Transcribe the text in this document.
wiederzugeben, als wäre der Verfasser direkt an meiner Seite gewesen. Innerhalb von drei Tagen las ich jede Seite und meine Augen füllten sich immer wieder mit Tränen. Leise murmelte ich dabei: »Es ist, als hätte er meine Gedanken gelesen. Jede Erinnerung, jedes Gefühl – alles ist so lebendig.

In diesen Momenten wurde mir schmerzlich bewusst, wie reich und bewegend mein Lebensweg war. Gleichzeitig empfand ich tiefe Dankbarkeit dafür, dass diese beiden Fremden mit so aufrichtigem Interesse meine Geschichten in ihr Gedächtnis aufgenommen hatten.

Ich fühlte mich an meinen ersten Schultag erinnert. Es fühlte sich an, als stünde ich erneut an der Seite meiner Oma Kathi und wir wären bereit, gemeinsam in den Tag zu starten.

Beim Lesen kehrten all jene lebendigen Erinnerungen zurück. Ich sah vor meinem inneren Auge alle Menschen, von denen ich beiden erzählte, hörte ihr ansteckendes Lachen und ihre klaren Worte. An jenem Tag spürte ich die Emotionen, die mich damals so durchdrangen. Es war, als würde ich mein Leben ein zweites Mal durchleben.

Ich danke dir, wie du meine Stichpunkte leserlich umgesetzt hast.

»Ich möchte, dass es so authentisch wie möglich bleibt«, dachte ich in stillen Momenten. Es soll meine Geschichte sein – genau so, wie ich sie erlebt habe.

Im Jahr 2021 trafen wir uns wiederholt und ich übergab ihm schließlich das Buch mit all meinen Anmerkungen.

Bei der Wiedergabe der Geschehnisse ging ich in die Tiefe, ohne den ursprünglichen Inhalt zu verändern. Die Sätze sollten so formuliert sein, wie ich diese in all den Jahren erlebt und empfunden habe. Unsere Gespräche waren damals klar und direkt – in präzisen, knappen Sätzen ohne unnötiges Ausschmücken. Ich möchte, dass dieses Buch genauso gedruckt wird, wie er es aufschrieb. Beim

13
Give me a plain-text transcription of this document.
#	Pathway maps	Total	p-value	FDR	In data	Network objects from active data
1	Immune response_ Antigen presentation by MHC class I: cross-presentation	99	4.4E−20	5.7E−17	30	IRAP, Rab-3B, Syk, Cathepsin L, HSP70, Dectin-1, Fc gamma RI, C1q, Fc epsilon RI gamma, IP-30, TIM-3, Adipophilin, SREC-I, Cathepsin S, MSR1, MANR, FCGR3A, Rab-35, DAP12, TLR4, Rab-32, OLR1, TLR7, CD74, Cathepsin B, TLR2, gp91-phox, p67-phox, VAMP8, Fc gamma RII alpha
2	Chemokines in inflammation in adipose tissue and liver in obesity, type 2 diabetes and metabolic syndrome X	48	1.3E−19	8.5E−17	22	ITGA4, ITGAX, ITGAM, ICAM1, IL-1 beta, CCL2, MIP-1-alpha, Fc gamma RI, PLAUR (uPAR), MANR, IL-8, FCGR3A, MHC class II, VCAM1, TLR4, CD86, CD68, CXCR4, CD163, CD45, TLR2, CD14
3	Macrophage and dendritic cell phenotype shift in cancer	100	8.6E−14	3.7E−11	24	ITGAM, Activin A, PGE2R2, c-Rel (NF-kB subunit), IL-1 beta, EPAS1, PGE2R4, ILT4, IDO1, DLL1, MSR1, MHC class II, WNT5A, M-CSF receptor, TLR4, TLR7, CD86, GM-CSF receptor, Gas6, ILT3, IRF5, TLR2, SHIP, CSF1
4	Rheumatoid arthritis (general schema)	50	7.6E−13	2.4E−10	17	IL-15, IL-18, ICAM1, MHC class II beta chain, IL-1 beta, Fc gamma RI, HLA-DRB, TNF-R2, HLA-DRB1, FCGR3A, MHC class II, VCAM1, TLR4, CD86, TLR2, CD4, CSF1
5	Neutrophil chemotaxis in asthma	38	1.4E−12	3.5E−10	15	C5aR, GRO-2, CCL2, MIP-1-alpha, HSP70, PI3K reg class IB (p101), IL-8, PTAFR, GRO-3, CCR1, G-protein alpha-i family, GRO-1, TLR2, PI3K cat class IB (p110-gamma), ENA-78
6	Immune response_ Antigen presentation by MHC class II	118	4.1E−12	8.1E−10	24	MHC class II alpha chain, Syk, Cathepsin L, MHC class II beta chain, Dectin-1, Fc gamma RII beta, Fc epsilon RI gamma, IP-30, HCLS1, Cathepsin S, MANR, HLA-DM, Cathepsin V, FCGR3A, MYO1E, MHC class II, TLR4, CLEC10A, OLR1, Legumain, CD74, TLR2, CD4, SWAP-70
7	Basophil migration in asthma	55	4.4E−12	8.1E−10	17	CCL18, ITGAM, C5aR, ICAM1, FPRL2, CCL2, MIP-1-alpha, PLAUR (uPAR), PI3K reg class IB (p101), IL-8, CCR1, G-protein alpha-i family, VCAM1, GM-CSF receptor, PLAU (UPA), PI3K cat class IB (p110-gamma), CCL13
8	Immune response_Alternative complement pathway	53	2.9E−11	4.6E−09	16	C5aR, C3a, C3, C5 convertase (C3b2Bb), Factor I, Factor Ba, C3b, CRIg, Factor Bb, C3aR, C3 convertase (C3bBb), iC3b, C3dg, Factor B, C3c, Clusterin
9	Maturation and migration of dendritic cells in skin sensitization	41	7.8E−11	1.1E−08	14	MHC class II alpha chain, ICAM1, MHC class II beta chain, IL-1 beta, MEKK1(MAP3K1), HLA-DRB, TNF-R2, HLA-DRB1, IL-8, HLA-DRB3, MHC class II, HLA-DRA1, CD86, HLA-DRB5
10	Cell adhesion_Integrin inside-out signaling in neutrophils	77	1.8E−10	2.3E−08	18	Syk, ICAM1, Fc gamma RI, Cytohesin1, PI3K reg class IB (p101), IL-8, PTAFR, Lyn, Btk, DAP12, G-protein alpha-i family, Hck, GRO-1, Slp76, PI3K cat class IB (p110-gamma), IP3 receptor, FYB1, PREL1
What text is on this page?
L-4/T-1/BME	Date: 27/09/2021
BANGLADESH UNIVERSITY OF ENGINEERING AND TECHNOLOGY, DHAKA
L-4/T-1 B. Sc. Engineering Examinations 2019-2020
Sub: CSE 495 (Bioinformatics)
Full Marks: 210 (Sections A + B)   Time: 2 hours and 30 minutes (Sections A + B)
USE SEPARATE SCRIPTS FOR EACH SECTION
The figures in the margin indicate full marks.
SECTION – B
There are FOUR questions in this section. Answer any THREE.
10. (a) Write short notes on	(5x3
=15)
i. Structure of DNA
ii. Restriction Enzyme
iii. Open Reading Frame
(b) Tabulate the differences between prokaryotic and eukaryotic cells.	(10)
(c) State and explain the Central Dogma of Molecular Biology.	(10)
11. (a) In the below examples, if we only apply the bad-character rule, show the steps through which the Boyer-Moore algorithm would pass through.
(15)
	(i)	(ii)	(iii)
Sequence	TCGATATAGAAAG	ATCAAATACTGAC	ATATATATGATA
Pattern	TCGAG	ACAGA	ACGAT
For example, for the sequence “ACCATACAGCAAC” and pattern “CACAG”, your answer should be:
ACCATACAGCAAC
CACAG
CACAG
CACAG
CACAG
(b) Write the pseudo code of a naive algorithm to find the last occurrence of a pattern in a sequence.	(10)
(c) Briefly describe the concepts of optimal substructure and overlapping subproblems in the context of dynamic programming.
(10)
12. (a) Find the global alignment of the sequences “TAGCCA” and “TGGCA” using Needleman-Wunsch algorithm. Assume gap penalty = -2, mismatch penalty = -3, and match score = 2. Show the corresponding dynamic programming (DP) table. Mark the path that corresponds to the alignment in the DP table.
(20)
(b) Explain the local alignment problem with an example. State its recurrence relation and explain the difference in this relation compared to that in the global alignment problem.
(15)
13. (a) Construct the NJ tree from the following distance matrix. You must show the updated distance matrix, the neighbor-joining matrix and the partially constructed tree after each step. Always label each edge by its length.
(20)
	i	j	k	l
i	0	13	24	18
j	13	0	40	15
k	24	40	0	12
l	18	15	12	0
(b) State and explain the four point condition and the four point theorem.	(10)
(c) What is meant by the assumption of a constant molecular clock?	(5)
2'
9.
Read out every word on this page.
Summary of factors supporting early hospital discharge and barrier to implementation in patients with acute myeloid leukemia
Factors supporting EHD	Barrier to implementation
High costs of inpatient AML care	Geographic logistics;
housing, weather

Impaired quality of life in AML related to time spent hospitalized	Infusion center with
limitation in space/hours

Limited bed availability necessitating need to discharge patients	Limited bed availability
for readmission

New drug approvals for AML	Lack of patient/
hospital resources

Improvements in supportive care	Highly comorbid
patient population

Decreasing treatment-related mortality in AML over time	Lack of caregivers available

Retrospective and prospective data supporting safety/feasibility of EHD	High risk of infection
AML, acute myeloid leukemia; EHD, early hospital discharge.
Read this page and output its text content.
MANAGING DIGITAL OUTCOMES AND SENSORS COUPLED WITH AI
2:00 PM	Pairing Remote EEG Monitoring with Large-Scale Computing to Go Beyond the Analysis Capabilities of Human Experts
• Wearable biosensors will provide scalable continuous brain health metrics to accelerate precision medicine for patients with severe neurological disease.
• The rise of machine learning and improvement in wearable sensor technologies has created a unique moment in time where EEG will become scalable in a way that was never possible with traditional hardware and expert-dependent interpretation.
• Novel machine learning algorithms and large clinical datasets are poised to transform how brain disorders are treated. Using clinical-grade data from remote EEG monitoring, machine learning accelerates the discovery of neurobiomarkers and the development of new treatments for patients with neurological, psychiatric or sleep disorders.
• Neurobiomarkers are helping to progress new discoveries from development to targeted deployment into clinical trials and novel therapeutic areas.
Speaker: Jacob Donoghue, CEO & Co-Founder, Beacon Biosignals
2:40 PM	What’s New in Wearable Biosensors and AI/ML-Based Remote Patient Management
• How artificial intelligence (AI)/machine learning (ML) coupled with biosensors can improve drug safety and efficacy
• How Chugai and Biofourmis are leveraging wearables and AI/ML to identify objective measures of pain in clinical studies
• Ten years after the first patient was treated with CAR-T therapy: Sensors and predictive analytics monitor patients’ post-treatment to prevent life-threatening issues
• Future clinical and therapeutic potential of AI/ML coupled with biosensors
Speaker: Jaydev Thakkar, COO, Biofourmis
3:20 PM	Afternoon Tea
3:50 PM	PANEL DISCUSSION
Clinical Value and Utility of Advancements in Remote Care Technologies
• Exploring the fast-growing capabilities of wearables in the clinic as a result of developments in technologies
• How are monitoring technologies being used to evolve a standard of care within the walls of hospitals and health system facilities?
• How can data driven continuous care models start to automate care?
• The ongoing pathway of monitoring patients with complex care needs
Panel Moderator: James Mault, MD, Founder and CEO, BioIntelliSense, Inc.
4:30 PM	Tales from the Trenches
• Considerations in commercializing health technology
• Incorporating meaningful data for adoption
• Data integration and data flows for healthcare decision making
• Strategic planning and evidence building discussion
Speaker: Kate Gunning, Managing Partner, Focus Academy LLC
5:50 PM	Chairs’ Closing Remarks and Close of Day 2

★ ★ ★ ★

* **Task details**
Pull out every line in the data above that has the word "epsilon".

* **Result below**
1	Immune response_ Antigen presentation by MHC class I: cross-presentation	99	4.4E−20	5.7E−17	30	IRAP, Rab-3B, Syk, Cathepsin L, HSP70, Dectin-1, Fc gamma RI, C1q, Fc epsilon RI gamma, IP-30, TIM-3, Adipophilin, SREC-I, Cathepsin S, MSR1, MANR, FCGR3A, Rab-35, DAP12, TLR4, Rab-32, OLR1, TLR7, CD74, Cathepsin B, TLR2, gp91-phox, p67-phox, VAMP8, Fc gamma RII alpha
6	Immune response_ Antigen presentation by MHC class II	118	4.1E−12	8.1E−10	24	MHC class II alpha chain, Syk, Cathepsin L, MHC class II beta chain, Dectin-1, Fc gamma RII beta, Fc epsilon RI gamma, IP-30, HCLS1, Cathepsin S, MANR, HLA-DM, Cathepsin V, FCGR3A, MYO1E, MHC class II, TLR4, CLEC10A, OLR1, Legumain, CD74, TLR2, CD4, SWAP-70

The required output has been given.